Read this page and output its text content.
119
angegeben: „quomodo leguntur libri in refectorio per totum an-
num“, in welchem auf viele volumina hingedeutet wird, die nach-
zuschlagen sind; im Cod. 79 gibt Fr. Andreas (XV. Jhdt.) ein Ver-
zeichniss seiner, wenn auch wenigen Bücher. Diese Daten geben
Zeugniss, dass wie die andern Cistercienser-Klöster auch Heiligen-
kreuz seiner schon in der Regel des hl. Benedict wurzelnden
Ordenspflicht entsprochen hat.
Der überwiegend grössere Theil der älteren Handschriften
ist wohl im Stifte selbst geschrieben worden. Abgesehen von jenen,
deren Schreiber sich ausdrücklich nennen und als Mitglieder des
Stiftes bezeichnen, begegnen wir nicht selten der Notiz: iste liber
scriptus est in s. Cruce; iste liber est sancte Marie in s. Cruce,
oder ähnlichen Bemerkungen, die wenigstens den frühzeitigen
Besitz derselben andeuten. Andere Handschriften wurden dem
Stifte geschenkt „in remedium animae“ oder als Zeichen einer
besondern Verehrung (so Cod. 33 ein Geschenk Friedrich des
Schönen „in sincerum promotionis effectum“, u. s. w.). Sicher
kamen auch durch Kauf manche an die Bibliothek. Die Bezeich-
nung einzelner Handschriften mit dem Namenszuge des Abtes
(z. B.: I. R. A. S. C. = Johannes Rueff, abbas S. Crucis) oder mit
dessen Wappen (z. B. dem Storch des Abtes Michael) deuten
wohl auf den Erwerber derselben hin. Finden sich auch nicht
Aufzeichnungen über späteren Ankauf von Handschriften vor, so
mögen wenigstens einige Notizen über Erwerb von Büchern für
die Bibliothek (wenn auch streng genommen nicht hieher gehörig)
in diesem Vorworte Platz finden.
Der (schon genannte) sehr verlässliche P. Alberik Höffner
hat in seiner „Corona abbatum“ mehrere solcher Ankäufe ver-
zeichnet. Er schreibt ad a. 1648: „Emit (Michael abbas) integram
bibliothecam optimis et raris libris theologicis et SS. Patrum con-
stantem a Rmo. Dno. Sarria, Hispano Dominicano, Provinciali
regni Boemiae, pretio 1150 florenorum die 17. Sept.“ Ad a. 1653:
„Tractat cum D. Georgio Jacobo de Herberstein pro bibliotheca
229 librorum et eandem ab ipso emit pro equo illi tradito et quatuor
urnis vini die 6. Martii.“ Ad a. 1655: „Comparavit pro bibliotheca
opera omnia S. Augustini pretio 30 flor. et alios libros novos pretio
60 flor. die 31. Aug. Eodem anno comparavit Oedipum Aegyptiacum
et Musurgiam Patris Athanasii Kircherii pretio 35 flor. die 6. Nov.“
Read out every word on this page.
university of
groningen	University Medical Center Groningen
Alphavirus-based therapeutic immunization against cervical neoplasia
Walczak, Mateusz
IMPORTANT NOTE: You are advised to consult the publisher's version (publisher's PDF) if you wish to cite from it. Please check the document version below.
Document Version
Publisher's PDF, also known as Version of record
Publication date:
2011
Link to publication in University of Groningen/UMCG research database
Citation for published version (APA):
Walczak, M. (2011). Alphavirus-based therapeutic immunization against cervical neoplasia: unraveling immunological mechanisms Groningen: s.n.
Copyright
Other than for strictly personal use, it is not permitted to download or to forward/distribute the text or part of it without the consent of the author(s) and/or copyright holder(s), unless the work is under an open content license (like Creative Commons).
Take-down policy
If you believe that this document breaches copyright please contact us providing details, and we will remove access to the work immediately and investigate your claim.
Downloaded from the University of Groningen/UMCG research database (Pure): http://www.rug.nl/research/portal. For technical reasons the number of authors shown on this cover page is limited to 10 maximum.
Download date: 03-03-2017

***

- **What you will do**:
For the listing above, identify each line bearing "wenn".

- **Answer below**:
zeichniss seiner, wenn auch wenigen Bücher. Diese Daten geben
die Bibliothek (wenn auch streng genommen nicht hieher gehörig)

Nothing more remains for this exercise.